Pick out each line with the word "wyzwania" from the material that follows.

■ Listed records

· · ·

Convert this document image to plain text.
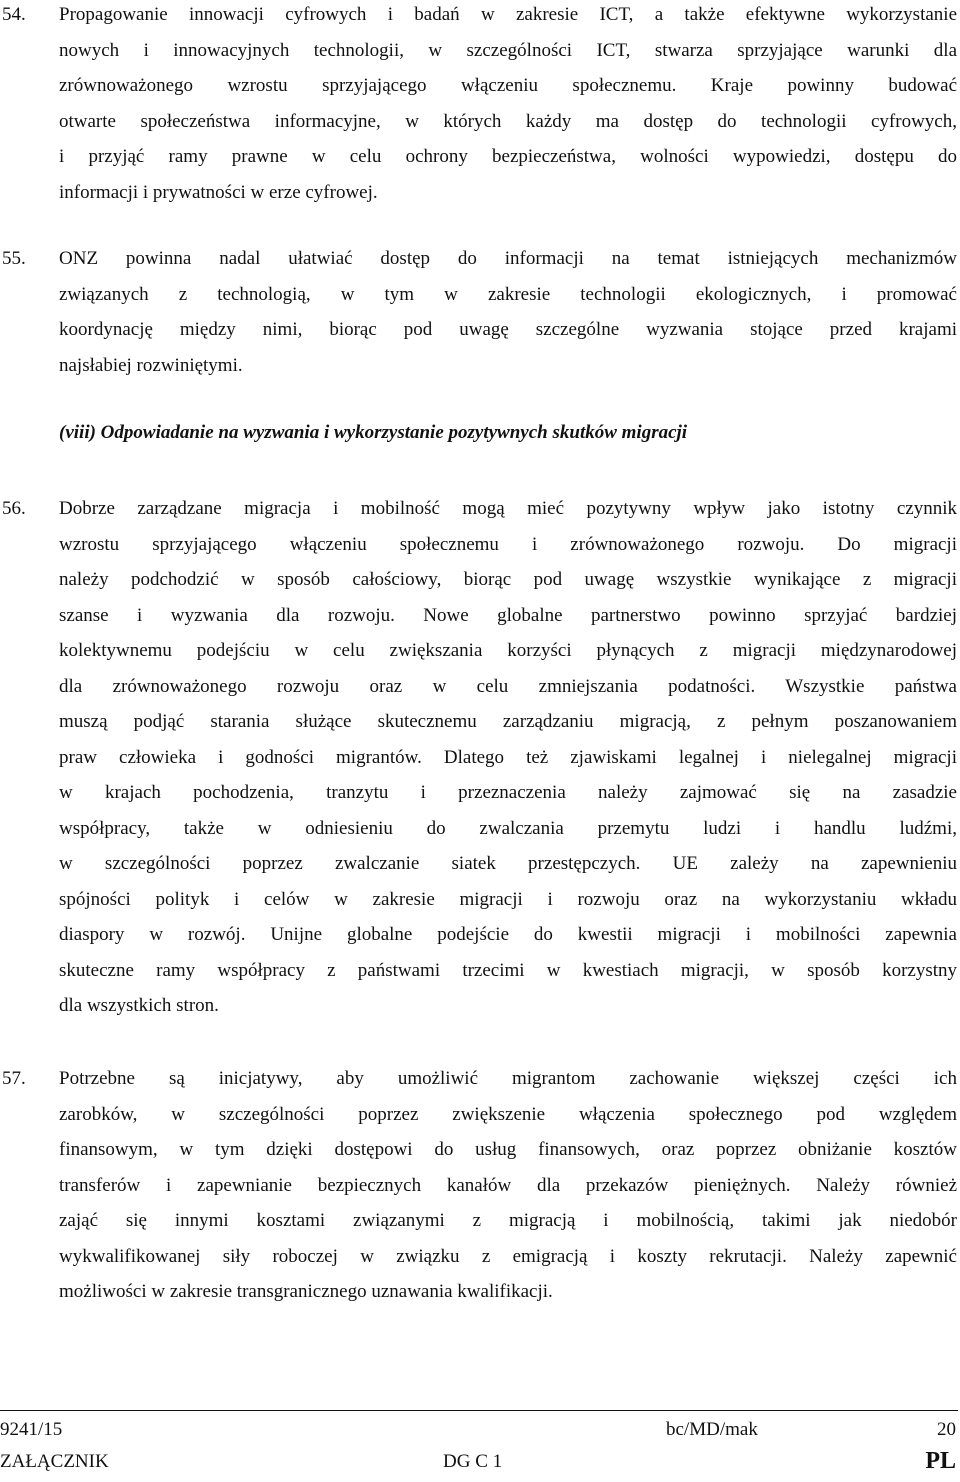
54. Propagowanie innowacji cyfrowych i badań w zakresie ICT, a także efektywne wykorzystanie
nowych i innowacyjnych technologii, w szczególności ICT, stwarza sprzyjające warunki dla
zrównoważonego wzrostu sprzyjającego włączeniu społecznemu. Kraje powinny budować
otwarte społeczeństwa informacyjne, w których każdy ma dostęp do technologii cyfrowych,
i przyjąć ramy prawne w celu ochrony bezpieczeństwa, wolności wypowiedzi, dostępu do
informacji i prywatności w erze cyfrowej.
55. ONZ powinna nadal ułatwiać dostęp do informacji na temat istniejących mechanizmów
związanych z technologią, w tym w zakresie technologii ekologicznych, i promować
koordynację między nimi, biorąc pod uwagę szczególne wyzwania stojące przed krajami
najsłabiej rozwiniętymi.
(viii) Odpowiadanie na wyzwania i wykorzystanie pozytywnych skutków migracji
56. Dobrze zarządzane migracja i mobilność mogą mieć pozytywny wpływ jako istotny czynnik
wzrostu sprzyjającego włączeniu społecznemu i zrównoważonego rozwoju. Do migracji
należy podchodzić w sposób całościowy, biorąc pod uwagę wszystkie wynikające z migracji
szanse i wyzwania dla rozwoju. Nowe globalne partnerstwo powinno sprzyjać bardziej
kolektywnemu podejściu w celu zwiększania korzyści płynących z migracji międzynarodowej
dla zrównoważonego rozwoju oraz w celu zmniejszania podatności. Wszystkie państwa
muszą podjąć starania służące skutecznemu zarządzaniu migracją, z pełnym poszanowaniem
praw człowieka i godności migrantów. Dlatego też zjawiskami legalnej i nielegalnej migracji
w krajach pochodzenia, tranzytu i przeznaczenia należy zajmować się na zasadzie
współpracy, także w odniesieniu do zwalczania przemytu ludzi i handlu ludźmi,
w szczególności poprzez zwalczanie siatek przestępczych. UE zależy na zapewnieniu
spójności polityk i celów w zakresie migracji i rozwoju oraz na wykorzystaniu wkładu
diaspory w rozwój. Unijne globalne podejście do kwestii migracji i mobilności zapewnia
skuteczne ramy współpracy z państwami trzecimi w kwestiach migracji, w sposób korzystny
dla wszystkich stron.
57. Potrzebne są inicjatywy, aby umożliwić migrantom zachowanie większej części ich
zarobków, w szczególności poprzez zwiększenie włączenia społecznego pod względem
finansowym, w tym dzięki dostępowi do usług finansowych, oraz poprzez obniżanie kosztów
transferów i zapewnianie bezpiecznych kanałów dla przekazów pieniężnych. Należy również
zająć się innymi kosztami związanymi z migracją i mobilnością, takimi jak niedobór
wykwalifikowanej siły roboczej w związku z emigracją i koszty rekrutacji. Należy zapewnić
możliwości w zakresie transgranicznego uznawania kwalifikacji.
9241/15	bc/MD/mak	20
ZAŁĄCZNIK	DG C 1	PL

· · ·

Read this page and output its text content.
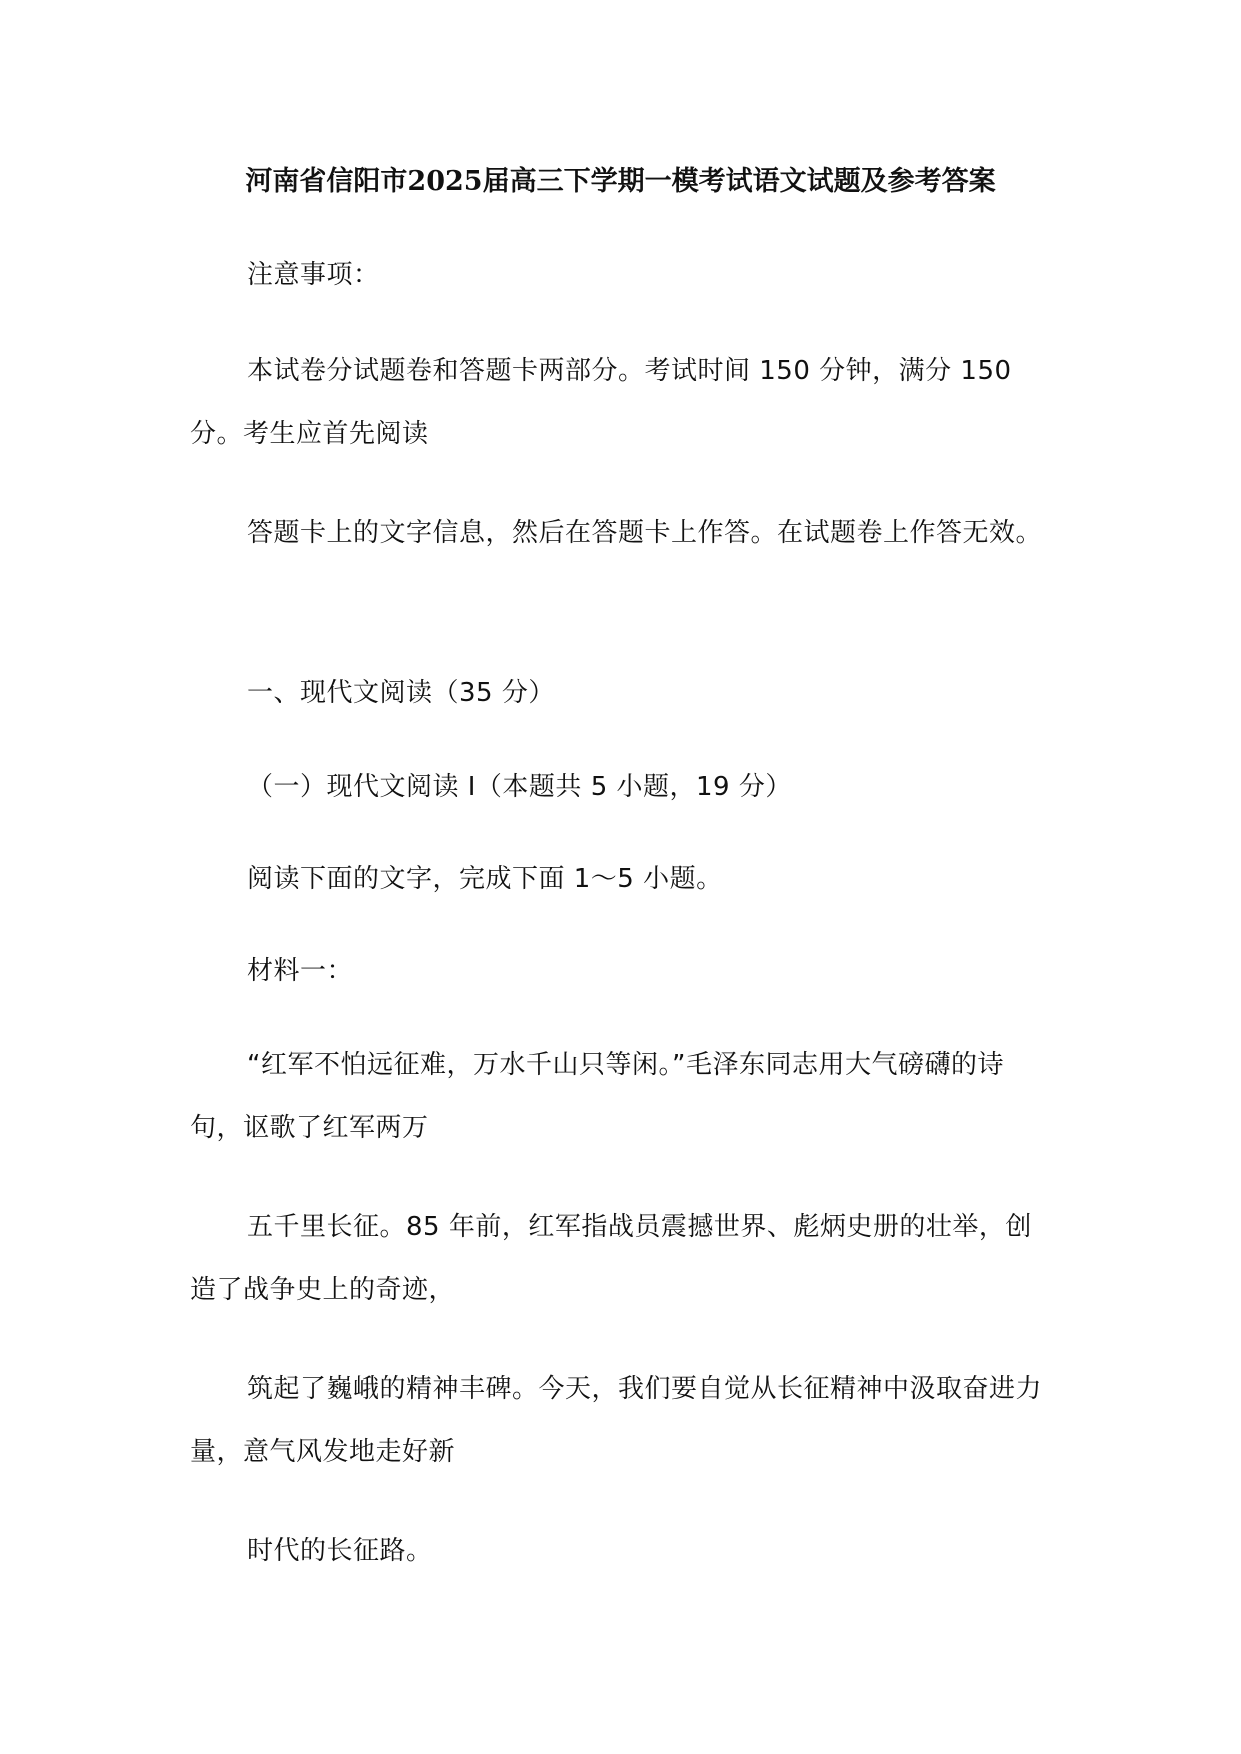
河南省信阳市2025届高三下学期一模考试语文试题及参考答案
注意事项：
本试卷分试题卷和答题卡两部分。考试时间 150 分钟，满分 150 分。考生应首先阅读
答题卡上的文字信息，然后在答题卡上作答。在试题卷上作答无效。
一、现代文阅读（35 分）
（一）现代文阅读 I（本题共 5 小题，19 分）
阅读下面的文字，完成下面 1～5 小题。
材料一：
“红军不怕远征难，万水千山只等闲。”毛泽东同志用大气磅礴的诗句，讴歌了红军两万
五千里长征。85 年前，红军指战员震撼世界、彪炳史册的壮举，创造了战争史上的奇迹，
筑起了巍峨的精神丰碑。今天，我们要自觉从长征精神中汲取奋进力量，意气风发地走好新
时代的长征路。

· · ·

■ Task response
koordynację między nimi, biorąc pod uwagę szczególne wyzwania stojące przed krajami
(viii) Odpowiadanie na wyzwania i wykorzystanie pozytywnych skutków migracji
szanse i wyzwania dla rozwoju. Nowe globalne partnerstwo powinno sprzyjać bardziej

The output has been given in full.